- **SELECTED TEXT**:
※ ※ ※

Sign up here for the latest articles
Paul Bainsfair, IPA Director General, denounces the ‘unacceptable behaviour’ from Keurig Dr Pepper in asking agencies to accept 360-day payment terms.
Global consumer products giant Keurig Dr Pepper is currently running a PR agency search in the United States, where part of the ask is for agencies tendering to accept 360-day payment terms. As first reported by Adweek, those that cannot are being offered the option of financing, at their own cost, through Atlanta based, Prime Revenue.
The Institute for Practitioners in Advertising (IPA) has joined its US counterpart the 4A’s in speaking out against the client’s practice of demanding 360-day-long payment terms with agencies.
In hearing this astounding ask, Voxcomm member Paul Bainsfair, Director General of the IPA says: “When I first heard this story, I thought it was fake news. But sadly, it is not which just demonstrates to me, and to others leading UK agencies, that the brazen way in which Keurig Dr Pepper has requested such payment terms shows how out of touch their corporate culture has become. Their supply chain “commitment to high standards of …ethical conduct” seems in need of an update. It is an example of virtual signalling at its very best”.
He adds, “It is important to be clear what acceptable supplier payment terms are. For ad agencies in the UK, the standard position is thirty days. Anything above that should be questioned. Agencies are the business partners of their clients. They should not be expected, or even asked, to accept unreasonable payment terms. They have their own businesses to run”.
Bainsfair comments, “While Keurig Dr Pepper does not operate as a distributor in the UK, we wholeheartedly support US agencies/Voxcomm in denouncing this unacceptable behaviour. We have had instances in the past where IPA members have been asked to accept a variety of unacceptable terms, including payment terms, as part of a pitch. It is not unheard of”.
He continues, “Those agencies that do not want to participate can remove themselves from contention. But they shouldn’t be expected to accept unreasonable terms in the first place. The outcome is usually that if that advertiser wants a relationship with a particular agency, they will listen to what is acceptable to that agency. Good clients attract good agencies”.
In addition to this, Bainsfair states, “So I hope that the people responsible for Keurig Dr Pepper’s PR and reputation management will realise this brief is making the company look like the ultimate corporate bully. What they need to do now is bring their supply chain payment terms back into the real world and act like the ethical company they claim to be”.
The IPA last wrote on this topic in 2020.
Keurig Dr Pepper’s brands include 7up, Canada Dry, Sunkist, Schweppes, Snapple and, of course, Dr Pepper. They also manage at home coffee products for Cinnabon, Krispy Kreme, McDonalds, and Newman’s Own Organics.

※ ※ ※

- **REQUIRED TASKS**:
1. From the article on Keurig Dr Pepper's payment terms, reproduce verbatim the passage that opens with the words containing "The IPA last" and closes with "Newman’s Own Organics.".
2. According to the article on Keurig Dr Pepper's payment terms, what is the standard supplier payment term for ad agencies in the UK?

- **DATA LISTING**:
※ ※ ※

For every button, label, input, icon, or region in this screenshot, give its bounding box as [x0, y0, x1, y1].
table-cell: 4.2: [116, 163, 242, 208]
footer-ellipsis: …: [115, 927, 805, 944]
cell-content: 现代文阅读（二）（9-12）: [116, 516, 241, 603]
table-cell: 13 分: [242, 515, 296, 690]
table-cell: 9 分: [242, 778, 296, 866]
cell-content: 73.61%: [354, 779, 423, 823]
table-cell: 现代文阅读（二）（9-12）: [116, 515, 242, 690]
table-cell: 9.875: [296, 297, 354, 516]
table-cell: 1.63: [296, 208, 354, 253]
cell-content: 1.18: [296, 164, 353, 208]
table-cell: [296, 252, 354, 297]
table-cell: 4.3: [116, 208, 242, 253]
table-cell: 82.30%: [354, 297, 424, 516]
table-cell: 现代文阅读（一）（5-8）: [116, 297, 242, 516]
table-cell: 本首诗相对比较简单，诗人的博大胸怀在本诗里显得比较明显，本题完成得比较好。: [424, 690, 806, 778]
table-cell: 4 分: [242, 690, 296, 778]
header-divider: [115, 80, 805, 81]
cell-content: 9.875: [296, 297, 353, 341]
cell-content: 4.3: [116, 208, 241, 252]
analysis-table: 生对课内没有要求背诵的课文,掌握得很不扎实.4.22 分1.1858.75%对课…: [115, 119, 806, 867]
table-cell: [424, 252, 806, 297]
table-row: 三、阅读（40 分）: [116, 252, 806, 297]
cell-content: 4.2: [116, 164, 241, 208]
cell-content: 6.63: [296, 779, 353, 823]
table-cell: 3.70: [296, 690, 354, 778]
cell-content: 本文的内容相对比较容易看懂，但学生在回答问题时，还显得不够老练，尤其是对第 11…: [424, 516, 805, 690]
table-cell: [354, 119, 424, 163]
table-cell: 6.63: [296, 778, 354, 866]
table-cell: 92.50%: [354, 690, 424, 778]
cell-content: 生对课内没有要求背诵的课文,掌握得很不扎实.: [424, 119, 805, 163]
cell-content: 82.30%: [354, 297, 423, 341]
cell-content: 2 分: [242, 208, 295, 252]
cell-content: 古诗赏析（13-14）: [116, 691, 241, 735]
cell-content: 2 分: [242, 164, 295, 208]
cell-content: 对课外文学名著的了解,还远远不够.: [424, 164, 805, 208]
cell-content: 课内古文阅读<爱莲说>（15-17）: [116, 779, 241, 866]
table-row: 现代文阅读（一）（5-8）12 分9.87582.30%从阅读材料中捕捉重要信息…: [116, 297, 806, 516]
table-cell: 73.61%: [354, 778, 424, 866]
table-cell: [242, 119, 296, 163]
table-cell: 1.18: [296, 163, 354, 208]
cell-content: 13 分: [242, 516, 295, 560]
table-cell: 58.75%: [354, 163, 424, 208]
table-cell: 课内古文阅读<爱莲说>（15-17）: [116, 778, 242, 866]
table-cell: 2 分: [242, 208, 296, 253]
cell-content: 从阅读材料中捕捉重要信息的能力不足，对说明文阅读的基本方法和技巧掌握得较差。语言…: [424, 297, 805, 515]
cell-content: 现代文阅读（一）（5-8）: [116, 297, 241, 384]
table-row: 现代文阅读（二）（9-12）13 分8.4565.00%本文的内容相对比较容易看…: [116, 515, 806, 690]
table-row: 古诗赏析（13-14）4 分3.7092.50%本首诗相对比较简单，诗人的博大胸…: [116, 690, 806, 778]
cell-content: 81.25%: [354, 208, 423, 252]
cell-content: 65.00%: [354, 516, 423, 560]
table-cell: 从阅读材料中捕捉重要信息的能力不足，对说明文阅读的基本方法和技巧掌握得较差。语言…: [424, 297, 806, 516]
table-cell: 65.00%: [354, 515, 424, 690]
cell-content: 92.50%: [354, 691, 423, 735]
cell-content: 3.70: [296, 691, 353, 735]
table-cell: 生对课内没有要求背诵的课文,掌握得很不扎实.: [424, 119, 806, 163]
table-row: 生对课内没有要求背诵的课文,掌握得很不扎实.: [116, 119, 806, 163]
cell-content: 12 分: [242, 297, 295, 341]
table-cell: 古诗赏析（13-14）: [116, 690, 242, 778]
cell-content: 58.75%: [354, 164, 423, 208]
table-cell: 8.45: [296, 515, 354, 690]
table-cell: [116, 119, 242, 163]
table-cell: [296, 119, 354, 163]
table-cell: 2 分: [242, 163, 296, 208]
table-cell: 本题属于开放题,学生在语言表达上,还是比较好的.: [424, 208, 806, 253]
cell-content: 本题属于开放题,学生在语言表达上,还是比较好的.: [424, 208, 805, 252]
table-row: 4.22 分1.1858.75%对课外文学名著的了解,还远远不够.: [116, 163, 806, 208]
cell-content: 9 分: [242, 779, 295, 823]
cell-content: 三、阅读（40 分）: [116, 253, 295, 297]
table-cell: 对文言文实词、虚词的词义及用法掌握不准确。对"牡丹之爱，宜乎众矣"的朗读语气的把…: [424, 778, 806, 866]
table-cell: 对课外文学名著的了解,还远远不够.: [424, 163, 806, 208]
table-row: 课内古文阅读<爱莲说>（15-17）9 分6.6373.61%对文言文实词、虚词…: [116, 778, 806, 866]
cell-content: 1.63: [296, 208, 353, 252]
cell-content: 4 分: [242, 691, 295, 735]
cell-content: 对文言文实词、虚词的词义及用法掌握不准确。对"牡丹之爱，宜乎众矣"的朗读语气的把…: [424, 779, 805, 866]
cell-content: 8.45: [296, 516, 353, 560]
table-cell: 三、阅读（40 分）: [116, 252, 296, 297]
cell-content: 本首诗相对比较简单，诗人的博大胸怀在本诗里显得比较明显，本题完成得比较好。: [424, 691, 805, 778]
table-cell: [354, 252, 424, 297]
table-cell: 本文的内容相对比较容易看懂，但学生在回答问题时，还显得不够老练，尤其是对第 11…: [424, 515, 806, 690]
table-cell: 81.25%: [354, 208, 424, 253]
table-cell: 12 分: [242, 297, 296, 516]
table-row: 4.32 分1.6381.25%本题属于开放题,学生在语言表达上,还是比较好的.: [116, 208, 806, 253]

※ ※ ※

- **EXERCISE SOLUTIONS**:
1.
The IPA last wrote on this topic in 2020.
Keurig Dr Pepper’s brands include 7up, Canada Dry, Sunkist, Schweppes, Snapple and, of course, Dr Pepper. They also manage at home coffee products for Cinnabon, Krispy Kreme, McDonalds, and Newman’s Own Organics.

2. Thirty days.